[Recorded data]

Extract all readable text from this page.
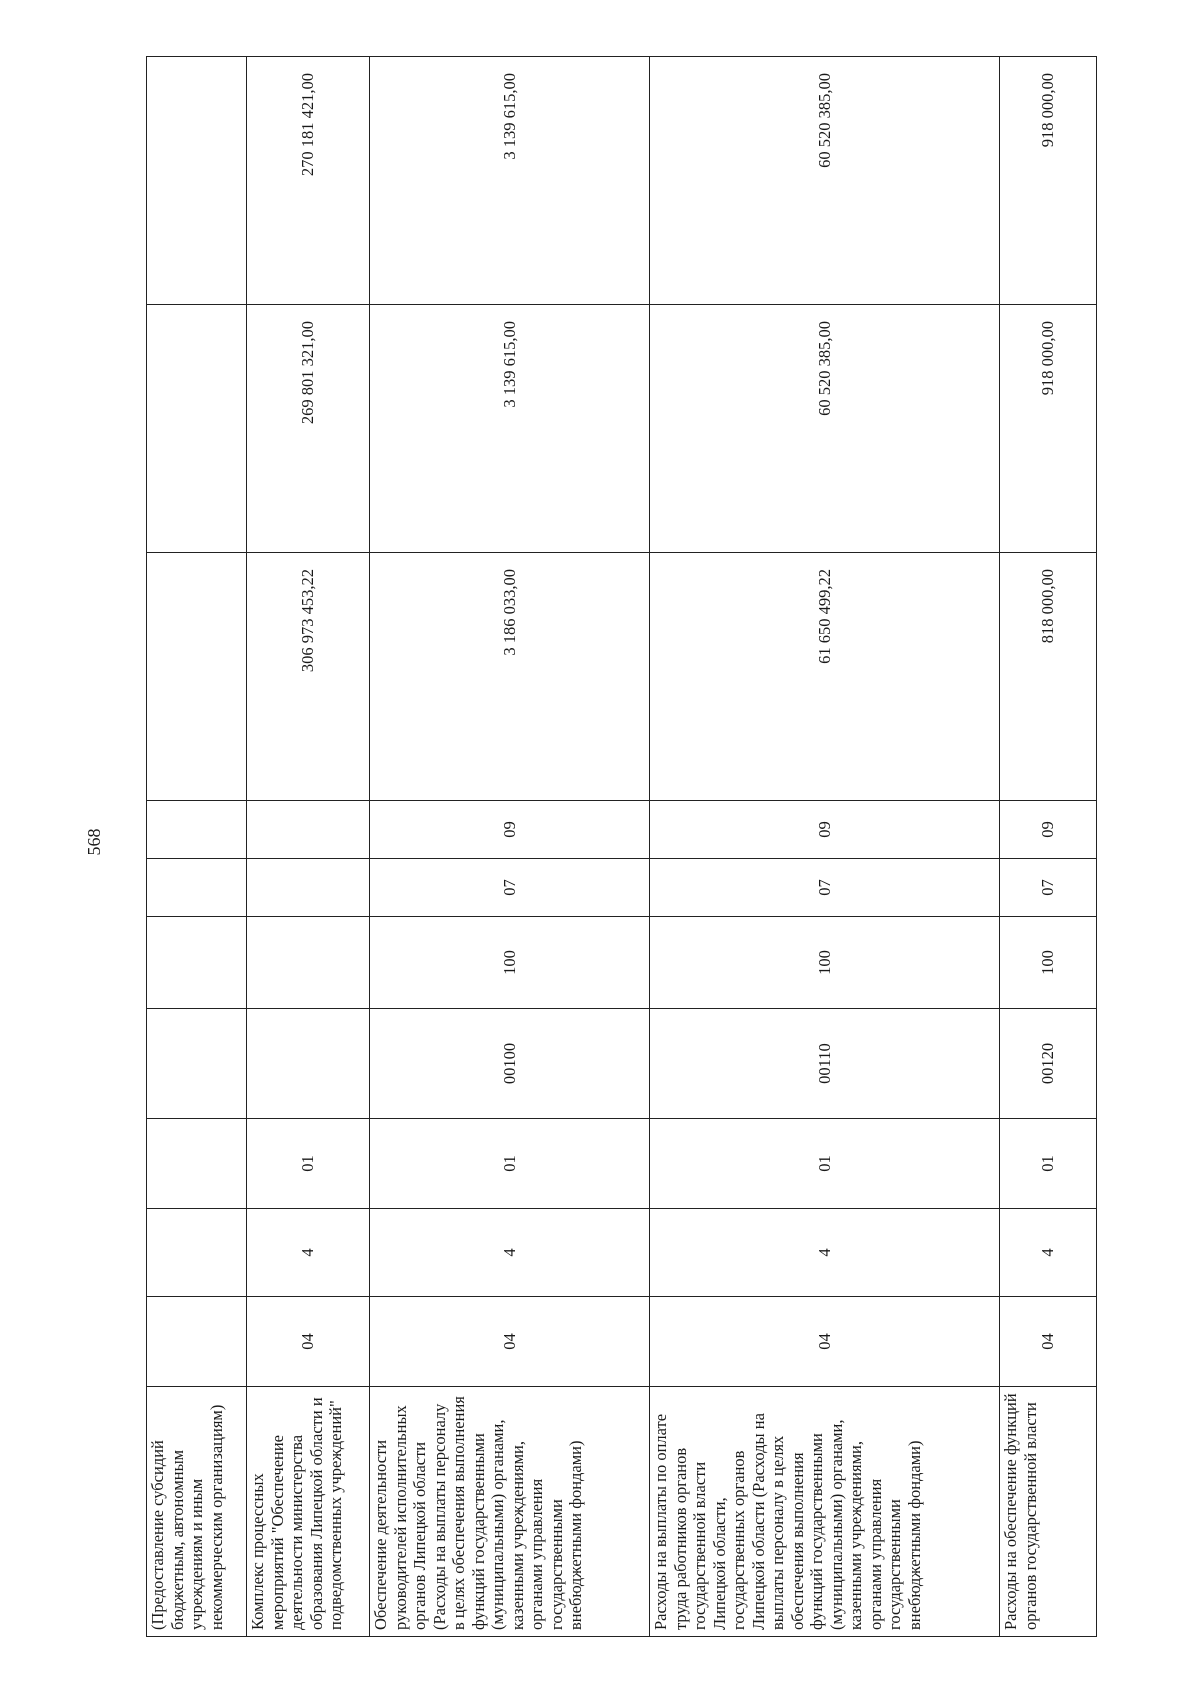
568
(Предоставление субсидий бюджетным, автономным учреждениям и иным некоммерческим организациям)										
Комплекс процессных мероприятий "Обеспечение деятельности министерства образования Липецкой области и подведомственных учреждений"	04	4	01					306 973 453,22	269 801 321,00	270 181 421,00
Обеспечение деятельности руководителей исполнительных органов Липецкой области (Расходы на выплаты персоналу в целях обеспечения выполнения функций государственными (муниципальными) органами, казенными учреждениями, органами управления государственными внебюджетными фондами)	04	4	01	00100	100	07	09	3 186 033,00	3 139 615,00	3 139 615,00
Расходы на выплаты по оплате труда работников органов государственной власти Липецкой области, государственных органов Липецкой области (Расходы на выплаты персоналу в целях обеспечения выполнения функций государственными (муниципальными) органами, казенными учреждениями, органами управления государственными внебюджетными фондами)	04	4	01	00110	100	07	09	61 650 499,22	60 520 385,00	60 520 385,00
Расходы на обеспечение функций органов государственной власти	04	4	01	00120	100	07	09	818 000,00	918 000,00	918 000,00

Brief
Repeat all of the records verbatim, leaving out the pictures.

Finished answer
Extract all readable text from this page.
568
(Предоставление субсидий бюджетным, автономным учреждениям и иным некоммерческим организациям)										
Комплекс процессных мероприятий "Обеспечение деятельности министерства образования Липецкой области и подведомственных учреждений"	04	4	01					306 973 453,22	269 801 321,00	270 181 421,00
Обеспечение деятельности руководителей исполнительных органов Липецкой области (Расходы на выплаты персоналу в целях обеспечения выполнения функций государственными (муниципальными) органами, казенными учреждениями, органами управления государственными внебюджетными фондами)	04	4	01	00100	100	07	09	3 186 033,00	3 139 615,00	3 139 615,00
Расходы на выплаты по оплате труда работников органов государственной власти Липецкой области, государственных органов Липецкой области (Расходы на выплаты персоналу в целях обеспечения выполнения функций государственными (муниципальными) органами, казенными учреждениями, органами управления государственными внебюджетными фондами)	04	4	01	00110	100	07	09	61 650 499,22	60 520 385,00	60 520 385,00
Расходы на обеспечение функций органов государственной власти	04	4	01	00120	100	07	09	818 000,00	918 000,00	918 000,00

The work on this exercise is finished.